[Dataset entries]
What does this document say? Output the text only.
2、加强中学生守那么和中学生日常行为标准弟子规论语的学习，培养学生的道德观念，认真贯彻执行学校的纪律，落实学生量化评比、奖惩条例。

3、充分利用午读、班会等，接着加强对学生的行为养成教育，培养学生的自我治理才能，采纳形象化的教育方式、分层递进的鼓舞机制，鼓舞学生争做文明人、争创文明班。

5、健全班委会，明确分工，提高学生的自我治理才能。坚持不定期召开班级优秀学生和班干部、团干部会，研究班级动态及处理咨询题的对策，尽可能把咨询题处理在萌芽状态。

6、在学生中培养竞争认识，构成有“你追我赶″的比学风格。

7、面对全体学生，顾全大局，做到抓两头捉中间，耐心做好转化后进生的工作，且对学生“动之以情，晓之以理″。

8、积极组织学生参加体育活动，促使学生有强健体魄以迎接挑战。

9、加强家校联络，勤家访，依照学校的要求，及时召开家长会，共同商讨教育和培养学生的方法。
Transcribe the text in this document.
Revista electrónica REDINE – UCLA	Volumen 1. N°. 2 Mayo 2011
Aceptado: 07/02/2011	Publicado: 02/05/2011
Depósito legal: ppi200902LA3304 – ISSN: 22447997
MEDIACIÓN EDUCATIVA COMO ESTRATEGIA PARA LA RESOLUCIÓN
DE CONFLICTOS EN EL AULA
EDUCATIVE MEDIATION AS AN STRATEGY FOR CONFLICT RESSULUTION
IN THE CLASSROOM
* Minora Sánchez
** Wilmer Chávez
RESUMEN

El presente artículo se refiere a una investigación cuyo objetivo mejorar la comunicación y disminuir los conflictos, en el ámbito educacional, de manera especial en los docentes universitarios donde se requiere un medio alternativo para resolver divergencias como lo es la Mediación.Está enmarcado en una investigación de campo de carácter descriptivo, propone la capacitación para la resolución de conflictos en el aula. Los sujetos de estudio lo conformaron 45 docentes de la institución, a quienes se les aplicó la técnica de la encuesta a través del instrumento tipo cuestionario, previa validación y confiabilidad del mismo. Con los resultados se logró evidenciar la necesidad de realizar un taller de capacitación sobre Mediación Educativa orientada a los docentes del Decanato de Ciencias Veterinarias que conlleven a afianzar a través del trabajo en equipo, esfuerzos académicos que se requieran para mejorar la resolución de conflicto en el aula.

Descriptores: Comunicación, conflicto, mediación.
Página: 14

**Exercise instructions**
Set down all of the records shown above once more, exactly.

**Exercise response**
What does this document say? Output the text only.
2、加强中学生守那么和中学生日常行为标准弟子规论语的学习，培养学生的道德观念，认真贯彻执行学校的纪律，落实学生量化评比、奖惩条例。

3、充分利用午读、班会等，接着加强对学生的行为养成教育，培养学生的自我治理才能，采纳形象化的教育方式、分层递进的鼓舞机制，鼓舞学生争做文明人、争创文明班。

5、健全班委会，明确分工，提高学生的自我治理才能。坚持不定期召开班级优秀学生和班干部、团干部会，研究班级动态及处理咨询题的对策，尽可能把咨询题处理在萌芽状态。

6、在学生中培养竞争认识，构成有“你追我赶″的比学风格。

7、面对全体学生，顾全大局，做到抓两头捉中间，耐心做好转化后进生的工作，且对学生“动之以情，晓之以理″。

8、积极组织学生参加体育活动，促使学生有强健体魄以迎接挑战。

9、加强家校联络，勤家访，依照学校的要求，及时召开家长会，共同商讨教育和培养学生的方法。
Transcribe the text in this document.
Revista electrónica REDINE – UCLA	Volumen 1. N°. 2 Mayo 2011
Aceptado: 07/02/2011	Publicado: 02/05/2011
Depósito legal: ppi200902LA3304 – ISSN: 22447997
MEDIACIÓN EDUCATIVA COMO ESTRATEGIA PARA LA RESOLUCIÓN
DE CONFLICTOS EN EL AULA
EDUCATIVE MEDIATION AS AN STRATEGY FOR CONFLICT RESSULUTION
IN THE CLASSROOM
* Minora Sánchez
** Wilmer Chávez
RESUMEN

El presente artículo se refiere a una investigación cuyo objetivo mejorar la comunicación y disminuir los conflictos, en el ámbito educacional, de manera especial en los docentes universitarios donde se requiere un medio alternativo para resolver divergencias como lo es la Mediación.Está enmarcado en una investigación de campo de carácter descriptivo, propone la capacitación para la resolución de conflictos en el aula. Los sujetos de estudio lo conformaron 45 docentes de la institución, a quienes se les aplicó la técnica de la encuesta a través del instrumento tipo cuestionario, previa validación y confiabilidad del mismo. Con los resultados se logró evidenciar la necesidad de realizar un taller de capacitación sobre Mediación Educativa orientada a los docentes del Decanato de Ciencias Veterinarias que conlleven a afianzar a través del trabajo en equipo, esfuerzos académicos que se requieran para mejorar la resolución de conflicto en el aula.

Descriptores: Comunicación, conflicto, mediación.
Página: 14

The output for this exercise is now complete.